--- Start of Material to process ---

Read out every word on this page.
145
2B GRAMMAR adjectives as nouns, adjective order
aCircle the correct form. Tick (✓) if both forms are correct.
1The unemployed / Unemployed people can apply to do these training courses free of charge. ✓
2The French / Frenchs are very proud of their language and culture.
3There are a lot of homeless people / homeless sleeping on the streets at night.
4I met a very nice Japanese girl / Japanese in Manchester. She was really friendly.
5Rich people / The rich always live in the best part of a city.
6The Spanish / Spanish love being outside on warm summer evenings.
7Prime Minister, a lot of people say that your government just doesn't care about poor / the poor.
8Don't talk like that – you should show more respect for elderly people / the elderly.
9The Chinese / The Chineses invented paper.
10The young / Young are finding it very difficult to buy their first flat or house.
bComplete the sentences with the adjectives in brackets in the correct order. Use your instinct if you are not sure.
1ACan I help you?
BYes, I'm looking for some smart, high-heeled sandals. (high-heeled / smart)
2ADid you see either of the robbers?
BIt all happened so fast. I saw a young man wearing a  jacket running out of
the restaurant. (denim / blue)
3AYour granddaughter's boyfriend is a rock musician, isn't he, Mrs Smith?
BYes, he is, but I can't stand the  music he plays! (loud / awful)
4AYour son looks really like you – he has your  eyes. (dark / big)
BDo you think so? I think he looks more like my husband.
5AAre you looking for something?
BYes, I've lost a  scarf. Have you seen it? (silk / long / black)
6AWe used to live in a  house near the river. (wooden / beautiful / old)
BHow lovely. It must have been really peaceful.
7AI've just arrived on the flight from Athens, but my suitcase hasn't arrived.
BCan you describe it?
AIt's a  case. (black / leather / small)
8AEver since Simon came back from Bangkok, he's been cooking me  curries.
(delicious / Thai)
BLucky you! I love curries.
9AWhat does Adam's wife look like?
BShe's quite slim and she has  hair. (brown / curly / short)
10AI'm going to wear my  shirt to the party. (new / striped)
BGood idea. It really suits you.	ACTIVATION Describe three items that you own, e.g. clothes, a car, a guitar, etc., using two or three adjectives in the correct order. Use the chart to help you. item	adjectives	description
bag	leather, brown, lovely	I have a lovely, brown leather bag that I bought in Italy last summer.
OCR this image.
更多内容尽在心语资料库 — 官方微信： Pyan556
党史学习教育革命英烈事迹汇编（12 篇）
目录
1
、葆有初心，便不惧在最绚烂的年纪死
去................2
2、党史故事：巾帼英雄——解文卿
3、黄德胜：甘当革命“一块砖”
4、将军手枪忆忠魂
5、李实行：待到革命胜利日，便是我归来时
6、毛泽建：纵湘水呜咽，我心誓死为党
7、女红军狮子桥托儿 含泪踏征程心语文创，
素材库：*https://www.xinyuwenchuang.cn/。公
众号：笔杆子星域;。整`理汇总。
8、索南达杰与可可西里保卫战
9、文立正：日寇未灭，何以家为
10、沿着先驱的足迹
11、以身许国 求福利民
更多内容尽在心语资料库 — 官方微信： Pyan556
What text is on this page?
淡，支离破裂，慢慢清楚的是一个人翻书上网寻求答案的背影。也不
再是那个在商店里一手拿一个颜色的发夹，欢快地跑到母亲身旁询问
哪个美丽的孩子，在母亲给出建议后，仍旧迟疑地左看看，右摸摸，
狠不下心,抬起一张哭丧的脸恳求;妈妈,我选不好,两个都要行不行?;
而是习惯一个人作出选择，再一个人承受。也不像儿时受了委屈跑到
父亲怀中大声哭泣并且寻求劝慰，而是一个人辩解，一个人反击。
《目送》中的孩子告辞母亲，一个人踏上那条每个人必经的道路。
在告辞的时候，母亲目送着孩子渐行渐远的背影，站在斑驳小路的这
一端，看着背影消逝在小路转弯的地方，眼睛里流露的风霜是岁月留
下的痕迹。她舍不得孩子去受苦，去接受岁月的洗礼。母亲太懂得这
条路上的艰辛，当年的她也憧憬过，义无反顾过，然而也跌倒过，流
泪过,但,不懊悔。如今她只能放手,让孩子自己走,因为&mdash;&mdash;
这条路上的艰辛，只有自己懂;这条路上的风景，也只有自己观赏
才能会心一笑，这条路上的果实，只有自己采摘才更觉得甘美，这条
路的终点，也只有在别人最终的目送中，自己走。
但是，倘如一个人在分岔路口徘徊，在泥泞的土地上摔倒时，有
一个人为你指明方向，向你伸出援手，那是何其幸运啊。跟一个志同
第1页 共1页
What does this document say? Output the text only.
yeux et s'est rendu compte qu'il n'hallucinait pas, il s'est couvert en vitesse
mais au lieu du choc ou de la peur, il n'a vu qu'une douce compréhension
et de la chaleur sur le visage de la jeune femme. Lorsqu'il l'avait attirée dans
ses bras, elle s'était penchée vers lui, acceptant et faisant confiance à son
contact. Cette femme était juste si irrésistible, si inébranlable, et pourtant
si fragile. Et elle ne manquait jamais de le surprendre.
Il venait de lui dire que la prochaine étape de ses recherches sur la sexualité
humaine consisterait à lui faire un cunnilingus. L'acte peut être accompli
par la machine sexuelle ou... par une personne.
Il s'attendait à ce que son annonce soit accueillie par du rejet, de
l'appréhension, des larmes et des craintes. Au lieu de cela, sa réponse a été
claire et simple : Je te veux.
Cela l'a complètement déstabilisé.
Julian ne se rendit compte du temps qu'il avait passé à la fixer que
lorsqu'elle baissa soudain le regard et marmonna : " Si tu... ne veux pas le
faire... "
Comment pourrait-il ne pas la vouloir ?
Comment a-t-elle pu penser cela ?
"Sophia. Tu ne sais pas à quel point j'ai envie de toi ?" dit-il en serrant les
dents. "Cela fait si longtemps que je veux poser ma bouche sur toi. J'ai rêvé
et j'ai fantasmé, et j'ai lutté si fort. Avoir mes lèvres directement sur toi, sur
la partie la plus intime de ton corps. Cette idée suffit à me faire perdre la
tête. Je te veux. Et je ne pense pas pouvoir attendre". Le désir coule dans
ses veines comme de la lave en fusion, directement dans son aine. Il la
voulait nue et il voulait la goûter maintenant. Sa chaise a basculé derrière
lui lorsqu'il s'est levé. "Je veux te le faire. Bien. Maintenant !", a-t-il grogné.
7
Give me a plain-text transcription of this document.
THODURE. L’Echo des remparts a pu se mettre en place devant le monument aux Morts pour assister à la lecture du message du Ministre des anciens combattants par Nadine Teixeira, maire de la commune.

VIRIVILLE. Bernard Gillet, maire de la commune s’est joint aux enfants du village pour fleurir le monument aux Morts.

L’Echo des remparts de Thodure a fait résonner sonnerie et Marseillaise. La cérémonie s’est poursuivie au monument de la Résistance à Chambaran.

--- End of Material to process ---

- _Aim of the task_: Search the data above for lines holding "commune" and copy each of them.

- _Written response_:
THODURE. L’Echo des remparts a pu se mettre en place devant le monument aux Morts pour assister à la lecture du message du Ministre des anciens combattants par Nadine Teixeira, maire de la commune.
VIRIVILLE. Bernard Gillet, maire de la commune s’est joint aux enfants du village pour fleurir le monument aux Morts.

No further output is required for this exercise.